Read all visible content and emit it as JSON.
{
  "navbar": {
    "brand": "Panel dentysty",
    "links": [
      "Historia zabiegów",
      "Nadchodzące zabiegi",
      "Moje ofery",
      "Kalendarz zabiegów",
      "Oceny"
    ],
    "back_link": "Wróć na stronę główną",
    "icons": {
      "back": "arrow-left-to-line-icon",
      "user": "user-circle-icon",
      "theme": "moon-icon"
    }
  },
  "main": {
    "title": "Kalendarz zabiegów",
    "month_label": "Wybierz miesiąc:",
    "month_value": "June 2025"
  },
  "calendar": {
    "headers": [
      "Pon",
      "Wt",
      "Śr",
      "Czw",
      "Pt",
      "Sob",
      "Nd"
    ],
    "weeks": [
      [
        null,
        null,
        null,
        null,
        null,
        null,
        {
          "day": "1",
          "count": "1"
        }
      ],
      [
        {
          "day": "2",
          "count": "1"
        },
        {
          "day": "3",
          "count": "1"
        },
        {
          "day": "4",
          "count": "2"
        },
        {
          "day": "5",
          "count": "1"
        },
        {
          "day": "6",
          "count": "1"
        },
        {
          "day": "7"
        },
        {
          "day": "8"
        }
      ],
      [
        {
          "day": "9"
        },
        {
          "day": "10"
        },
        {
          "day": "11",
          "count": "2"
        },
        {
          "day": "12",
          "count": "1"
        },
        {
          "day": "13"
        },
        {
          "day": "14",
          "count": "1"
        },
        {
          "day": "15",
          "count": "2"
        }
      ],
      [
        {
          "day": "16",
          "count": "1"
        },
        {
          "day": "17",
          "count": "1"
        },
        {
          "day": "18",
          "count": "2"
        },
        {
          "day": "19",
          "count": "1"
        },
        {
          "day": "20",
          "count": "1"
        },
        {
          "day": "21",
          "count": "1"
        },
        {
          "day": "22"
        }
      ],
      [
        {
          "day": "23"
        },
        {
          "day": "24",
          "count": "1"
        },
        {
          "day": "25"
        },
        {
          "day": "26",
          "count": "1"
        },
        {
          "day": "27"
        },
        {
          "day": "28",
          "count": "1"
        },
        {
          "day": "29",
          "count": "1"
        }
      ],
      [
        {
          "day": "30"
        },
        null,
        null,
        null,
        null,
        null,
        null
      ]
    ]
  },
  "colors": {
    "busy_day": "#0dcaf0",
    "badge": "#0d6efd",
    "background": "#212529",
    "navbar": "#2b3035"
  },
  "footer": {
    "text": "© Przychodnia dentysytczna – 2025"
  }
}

Your instructions:
The lines above should be duplicated exactly.

Task result:
Read all visible content and emit it as JSON.
{
  "navbar": {
    "brand": "Panel dentysty",
    "links": [
      "Historia zabiegów",
      "Nadchodzące zabiegi",
      "Moje ofery",
      "Kalendarz zabiegów",
      "Oceny"
    ],
    "back_link": "Wróć na stronę główną",
    "icons": {
      "back": "arrow-left-to-line-icon",
      "user": "user-circle-icon",
      "theme": "moon-icon"
    }
  },
  "main": {
    "title": "Kalendarz zabiegów",
    "month_label": "Wybierz miesiąc:",
    "month_value": "June 2025"
  },
  "calendar": {
    "headers": [
      "Pon",
      "Wt",
      "Śr",
      "Czw",
      "Pt",
      "Sob",
      "Nd"
    ],
    "weeks": [
      [
        null,
        null,
        null,
        null,
        null,
        null,
        {
          "day": "1",
          "count": "1"
        }
      ],
      [
        {
          "day": "2",
          "count": "1"
        },
        {
          "day": "3",
          "count": "1"
        },
        {
          "day": "4",
          "count": "2"
        },
        {
          "day": "5",
          "count": "1"
        },
        {
          "day": "6",
          "count": "1"
        },
        {
          "day": "7"
        },
        {
          "day": "8"
        }
      ],
      [
        {
          "day": "9"
        },
        {
          "day": "10"
        },
        {
          "day": "11",
          "count": "2"
        },
        {
          "day": "12",
          "count": "1"
        },
        {
          "day": "13"
        },
        {
          "day": "14",
          "count": "1"
        },
        {
          "day": "15",
          "count": "2"
        }
      ],
      [
        {
          "day": "16",
          "count": "1"
        },
        {
          "day": "17",
          "count": "1"
        },
        {
          "day": "18",
          "count": "2"
        },
        {
          "day": "19",
          "count": "1"
        },
        {
          "day": "20",
          "count": "1"
        },
        {
          "day": "21",
          "count": "1"
        },
        {
          "day": "22"
        }
      ],
      [
        {
          "day": "23"
        },
        {
          "day": "24",
          "count": "1"
        },
        {
          "day": "25"
        },
        {
          "day": "26",
          "count": "1"
        },
        {
          "day": "27"
        },
        {
          "day": "28",
          "count": "1"
        },
        {
          "day": "29",
          "count": "1"
        }
      ],
      [
        {
          "day": "30"
        },
        null,
        null,
        null,
        null,
        null,
        null
      ]
    ]
  },
  "colors": {
    "busy_day": "#0dcaf0",
    "badge": "#0d6efd",
    "background": "#212529",
    "navbar": "#2b3035"
  },
  "footer": {
    "text": "© Przychodnia dentysytczna – 2025"
  }
}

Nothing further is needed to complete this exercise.